PROBLEM STATEMENT: Scan the lines below for the word "title". Copy each line you find it in.

----------------

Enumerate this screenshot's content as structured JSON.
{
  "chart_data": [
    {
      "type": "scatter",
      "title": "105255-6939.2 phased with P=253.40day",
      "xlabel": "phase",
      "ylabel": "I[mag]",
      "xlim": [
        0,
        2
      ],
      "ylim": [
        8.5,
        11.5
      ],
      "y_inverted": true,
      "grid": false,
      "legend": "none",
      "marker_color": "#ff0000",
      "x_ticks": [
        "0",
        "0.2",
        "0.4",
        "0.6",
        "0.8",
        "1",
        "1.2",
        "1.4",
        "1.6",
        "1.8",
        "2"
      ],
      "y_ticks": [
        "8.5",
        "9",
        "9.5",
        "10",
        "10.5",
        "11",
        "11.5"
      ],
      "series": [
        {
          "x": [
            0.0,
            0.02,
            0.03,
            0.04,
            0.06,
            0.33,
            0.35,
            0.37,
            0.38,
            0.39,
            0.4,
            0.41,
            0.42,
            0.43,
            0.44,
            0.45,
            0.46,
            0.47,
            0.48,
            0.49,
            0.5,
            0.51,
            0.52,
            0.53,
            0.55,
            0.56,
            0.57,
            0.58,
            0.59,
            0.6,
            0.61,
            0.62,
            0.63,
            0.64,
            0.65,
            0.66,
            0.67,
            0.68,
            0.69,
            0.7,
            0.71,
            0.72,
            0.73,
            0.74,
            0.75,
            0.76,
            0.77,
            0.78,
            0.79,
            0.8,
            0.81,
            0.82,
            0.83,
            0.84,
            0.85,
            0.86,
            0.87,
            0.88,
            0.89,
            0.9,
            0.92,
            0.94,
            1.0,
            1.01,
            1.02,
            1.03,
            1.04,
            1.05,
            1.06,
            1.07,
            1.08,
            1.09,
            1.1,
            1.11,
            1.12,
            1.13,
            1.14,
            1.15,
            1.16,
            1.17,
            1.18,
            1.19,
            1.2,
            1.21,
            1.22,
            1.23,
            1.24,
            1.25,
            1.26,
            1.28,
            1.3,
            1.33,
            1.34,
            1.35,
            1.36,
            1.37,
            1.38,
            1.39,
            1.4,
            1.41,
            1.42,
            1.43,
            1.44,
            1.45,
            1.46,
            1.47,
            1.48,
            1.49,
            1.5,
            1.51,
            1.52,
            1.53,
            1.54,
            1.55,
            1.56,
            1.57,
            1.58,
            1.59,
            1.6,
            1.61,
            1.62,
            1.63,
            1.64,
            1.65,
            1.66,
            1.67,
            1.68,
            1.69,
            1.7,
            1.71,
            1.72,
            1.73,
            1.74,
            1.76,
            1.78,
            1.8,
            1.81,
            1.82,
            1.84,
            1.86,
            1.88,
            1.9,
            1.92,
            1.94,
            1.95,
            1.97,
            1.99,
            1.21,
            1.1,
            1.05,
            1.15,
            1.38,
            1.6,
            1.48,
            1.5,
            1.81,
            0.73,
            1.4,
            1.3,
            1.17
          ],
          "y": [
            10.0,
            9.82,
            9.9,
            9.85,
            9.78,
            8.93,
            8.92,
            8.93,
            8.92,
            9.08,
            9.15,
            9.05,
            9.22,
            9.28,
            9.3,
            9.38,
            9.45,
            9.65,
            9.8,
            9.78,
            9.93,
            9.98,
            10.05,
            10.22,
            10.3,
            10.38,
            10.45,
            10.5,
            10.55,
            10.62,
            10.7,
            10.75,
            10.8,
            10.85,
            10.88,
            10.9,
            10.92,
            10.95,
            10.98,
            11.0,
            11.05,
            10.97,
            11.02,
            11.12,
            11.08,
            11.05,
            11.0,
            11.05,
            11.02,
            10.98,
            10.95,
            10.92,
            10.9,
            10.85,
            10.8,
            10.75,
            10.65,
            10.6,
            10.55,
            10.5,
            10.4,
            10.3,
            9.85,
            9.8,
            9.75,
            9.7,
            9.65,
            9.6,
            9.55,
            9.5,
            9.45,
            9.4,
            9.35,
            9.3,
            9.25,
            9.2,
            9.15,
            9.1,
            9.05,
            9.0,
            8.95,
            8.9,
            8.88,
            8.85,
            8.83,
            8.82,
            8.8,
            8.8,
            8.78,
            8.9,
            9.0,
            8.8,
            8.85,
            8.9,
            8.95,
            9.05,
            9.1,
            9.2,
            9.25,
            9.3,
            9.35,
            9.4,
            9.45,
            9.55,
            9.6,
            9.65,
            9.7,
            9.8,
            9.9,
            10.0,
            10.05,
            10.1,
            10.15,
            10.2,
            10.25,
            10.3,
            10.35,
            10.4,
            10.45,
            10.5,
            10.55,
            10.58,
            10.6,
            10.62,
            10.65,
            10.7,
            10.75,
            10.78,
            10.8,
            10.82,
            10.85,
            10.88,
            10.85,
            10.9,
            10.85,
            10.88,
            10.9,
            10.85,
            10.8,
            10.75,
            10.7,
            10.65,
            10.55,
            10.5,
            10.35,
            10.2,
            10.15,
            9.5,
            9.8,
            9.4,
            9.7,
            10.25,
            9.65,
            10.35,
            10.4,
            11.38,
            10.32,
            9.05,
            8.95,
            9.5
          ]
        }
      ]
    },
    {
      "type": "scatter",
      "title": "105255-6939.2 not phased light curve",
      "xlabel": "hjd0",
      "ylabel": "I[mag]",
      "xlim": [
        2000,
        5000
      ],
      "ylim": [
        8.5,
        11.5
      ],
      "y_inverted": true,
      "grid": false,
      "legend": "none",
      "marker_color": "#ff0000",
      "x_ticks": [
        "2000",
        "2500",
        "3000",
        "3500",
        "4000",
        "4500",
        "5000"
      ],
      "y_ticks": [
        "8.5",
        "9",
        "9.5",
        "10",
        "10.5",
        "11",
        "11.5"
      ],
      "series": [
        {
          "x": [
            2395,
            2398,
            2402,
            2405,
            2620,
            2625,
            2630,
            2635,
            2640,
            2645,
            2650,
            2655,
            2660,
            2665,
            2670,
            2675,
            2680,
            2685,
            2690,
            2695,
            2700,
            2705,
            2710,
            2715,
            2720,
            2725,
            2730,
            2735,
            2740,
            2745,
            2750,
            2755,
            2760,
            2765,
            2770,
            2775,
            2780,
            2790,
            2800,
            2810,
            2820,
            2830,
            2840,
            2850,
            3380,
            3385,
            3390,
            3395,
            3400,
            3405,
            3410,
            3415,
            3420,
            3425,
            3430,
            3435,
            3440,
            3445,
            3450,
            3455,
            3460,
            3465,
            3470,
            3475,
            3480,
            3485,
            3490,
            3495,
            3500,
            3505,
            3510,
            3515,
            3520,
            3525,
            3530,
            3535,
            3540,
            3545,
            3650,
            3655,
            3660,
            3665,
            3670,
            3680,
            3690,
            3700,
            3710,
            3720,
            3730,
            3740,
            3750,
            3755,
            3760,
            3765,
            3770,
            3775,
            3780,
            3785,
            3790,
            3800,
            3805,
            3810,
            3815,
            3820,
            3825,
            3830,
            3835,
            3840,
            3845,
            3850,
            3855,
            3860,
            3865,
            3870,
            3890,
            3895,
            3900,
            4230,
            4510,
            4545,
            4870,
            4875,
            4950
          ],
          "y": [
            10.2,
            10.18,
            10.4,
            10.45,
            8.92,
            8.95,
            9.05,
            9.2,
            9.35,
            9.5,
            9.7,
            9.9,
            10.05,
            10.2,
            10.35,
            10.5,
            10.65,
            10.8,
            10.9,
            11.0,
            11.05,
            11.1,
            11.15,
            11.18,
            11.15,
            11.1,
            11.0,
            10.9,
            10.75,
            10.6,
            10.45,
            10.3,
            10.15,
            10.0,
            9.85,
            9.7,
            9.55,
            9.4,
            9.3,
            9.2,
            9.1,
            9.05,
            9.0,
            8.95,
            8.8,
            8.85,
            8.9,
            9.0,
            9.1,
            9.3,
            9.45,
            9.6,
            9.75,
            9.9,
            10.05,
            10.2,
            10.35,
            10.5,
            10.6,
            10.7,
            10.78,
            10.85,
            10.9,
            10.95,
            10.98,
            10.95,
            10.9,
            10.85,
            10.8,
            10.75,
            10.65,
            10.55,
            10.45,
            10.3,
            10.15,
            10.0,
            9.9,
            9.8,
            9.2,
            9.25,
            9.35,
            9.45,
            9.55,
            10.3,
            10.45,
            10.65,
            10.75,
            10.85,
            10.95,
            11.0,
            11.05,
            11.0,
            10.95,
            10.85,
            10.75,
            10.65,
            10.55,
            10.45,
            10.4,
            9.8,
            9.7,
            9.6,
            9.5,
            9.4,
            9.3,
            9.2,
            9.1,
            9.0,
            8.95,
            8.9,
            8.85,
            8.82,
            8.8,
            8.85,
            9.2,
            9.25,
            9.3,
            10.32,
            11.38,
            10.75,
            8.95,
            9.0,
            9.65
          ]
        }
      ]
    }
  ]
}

----------------

RESULT BELOW:
      "title": "105255-6939.2 phased with P=253.40day",
      "title": "105255-6939.2 not phased light curve",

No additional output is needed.